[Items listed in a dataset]
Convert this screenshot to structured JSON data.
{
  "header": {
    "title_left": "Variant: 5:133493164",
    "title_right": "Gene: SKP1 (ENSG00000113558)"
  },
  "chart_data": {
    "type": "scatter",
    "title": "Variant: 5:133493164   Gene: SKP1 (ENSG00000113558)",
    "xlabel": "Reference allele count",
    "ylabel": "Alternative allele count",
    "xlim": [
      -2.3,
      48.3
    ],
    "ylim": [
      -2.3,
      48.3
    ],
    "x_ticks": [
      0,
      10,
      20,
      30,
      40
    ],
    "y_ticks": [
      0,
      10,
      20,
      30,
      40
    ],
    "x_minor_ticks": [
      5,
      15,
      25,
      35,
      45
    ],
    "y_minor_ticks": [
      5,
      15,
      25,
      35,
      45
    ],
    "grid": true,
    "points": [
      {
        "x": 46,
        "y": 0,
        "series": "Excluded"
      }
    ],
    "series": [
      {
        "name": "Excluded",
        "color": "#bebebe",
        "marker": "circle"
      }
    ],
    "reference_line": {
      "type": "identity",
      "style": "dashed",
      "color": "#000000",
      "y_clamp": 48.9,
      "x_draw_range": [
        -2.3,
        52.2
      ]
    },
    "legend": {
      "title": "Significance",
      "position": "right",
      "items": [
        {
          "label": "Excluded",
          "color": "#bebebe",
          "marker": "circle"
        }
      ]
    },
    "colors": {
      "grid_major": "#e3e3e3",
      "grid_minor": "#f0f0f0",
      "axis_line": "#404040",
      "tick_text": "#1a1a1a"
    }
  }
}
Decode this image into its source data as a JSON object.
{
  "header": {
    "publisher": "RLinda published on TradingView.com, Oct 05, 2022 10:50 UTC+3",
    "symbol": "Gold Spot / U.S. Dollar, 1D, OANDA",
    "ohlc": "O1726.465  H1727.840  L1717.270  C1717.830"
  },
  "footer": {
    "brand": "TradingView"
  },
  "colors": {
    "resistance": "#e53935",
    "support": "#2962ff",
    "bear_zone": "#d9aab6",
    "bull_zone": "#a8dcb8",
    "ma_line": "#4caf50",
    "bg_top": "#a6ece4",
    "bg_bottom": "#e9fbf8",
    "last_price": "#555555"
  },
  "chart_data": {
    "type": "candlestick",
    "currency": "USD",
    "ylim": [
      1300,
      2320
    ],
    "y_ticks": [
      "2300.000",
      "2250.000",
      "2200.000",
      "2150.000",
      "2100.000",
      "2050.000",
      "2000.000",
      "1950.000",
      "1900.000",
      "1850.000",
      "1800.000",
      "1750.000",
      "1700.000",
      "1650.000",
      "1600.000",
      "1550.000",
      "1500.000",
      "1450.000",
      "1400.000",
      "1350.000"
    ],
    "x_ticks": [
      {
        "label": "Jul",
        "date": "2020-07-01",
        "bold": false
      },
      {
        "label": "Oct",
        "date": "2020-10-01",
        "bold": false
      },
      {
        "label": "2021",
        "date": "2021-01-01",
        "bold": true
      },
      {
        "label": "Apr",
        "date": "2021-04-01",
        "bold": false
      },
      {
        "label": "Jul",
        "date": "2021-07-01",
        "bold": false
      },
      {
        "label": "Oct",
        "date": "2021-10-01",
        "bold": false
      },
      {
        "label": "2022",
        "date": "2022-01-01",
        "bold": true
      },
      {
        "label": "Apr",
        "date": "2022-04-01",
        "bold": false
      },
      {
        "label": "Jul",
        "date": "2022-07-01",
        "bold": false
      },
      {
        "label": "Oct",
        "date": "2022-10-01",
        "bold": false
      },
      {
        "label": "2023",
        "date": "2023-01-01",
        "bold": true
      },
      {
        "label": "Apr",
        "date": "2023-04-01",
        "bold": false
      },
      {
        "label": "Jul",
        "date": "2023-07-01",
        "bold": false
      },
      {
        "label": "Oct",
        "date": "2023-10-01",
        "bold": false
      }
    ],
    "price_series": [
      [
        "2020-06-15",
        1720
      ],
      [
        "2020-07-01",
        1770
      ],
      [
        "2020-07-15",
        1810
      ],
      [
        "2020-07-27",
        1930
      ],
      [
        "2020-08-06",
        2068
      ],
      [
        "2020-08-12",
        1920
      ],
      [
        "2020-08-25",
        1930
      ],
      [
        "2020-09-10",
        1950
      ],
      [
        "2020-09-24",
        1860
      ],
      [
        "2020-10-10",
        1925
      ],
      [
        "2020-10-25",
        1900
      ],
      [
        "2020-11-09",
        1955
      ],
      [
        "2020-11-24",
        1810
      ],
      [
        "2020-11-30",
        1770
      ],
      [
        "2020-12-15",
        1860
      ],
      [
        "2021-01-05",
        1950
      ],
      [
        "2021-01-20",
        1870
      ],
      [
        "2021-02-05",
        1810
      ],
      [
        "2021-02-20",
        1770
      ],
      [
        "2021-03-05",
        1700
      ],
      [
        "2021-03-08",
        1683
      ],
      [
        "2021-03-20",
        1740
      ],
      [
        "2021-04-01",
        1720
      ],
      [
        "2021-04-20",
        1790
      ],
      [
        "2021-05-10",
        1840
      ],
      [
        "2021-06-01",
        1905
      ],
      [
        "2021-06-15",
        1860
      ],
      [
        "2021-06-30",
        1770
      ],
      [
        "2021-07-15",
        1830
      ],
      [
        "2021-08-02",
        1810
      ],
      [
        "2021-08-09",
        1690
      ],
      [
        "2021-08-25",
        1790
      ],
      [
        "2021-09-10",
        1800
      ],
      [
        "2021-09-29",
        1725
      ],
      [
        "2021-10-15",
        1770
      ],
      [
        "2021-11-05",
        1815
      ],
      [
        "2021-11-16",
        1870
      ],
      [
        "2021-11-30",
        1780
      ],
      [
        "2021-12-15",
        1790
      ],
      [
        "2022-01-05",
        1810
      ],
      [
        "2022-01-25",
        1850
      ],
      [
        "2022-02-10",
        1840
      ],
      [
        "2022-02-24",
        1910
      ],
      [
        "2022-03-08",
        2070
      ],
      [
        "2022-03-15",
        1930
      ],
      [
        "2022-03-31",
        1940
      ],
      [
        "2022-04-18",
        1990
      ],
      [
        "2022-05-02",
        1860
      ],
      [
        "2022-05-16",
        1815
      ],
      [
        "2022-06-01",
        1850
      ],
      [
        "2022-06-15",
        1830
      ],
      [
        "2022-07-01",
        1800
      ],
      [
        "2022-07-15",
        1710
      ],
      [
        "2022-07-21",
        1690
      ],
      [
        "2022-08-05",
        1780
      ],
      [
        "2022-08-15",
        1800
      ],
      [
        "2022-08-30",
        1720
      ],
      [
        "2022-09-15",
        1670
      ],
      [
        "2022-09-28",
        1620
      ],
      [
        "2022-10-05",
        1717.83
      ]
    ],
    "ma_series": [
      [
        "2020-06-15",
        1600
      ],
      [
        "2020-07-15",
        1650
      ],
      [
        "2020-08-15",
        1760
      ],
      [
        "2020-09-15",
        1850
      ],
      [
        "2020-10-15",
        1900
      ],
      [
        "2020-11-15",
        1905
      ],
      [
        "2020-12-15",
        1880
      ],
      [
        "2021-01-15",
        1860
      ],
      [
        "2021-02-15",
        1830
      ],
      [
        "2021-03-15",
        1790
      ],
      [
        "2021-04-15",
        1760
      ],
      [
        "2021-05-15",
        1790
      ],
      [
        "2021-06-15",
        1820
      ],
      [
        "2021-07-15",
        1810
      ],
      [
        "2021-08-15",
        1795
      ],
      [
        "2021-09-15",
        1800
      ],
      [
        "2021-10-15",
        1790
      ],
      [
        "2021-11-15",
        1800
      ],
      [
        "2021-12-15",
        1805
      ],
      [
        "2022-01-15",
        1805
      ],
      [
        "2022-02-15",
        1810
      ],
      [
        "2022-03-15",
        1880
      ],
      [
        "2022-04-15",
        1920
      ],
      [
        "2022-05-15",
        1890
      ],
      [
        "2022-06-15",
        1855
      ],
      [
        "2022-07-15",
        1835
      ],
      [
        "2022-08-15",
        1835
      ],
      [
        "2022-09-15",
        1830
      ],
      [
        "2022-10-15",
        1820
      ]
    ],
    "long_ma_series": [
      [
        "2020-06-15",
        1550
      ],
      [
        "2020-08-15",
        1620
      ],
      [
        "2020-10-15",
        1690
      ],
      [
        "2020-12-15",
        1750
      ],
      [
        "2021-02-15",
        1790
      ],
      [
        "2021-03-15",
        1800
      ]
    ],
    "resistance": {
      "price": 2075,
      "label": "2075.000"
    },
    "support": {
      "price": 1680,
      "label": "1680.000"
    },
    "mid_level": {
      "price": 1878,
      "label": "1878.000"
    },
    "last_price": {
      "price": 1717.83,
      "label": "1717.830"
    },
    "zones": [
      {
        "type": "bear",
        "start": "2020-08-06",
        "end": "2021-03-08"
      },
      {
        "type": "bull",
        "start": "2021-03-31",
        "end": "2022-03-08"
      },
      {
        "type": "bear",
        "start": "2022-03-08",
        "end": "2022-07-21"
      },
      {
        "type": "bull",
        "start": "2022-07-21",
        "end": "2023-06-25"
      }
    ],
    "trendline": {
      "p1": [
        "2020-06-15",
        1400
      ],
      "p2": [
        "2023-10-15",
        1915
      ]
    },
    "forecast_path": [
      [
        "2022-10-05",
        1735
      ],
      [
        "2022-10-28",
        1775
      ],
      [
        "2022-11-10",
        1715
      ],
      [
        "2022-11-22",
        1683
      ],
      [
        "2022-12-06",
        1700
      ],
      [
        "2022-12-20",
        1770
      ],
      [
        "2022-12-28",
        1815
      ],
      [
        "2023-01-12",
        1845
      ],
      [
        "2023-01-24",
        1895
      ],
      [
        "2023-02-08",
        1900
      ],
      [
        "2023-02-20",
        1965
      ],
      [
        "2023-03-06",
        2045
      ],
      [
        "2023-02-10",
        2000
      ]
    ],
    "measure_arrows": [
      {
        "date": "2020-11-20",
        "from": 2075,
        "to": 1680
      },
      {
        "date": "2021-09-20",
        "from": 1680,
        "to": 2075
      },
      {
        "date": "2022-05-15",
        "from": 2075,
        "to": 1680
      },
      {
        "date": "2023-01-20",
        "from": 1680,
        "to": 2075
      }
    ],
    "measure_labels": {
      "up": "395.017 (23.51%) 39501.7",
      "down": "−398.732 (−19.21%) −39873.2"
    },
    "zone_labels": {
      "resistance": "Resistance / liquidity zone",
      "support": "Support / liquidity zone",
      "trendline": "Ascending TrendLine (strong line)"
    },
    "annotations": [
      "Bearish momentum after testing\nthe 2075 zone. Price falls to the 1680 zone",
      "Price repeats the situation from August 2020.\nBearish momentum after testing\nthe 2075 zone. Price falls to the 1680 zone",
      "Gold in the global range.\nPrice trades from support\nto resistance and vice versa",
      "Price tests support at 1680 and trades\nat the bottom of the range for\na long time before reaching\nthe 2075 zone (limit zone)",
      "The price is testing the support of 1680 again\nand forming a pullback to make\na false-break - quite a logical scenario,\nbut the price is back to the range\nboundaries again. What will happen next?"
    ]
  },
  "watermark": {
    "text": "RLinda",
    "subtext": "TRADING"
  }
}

What you need to do:
List all lines from the entries that include the word "nthe".

Task answer:
      "Bearish momentum after testing\nthe 2075 zone. Price falls to the 1680 zone",
      "Price repeats the situation from August 2020.\nBearish momentum after testing\nthe 2075 zone. Price falls to the 1680 zone",
      "Price tests support at 1680 and trades\nat the bottom of the range for\na long time before reaching\nthe 2075 zone (limit zone)",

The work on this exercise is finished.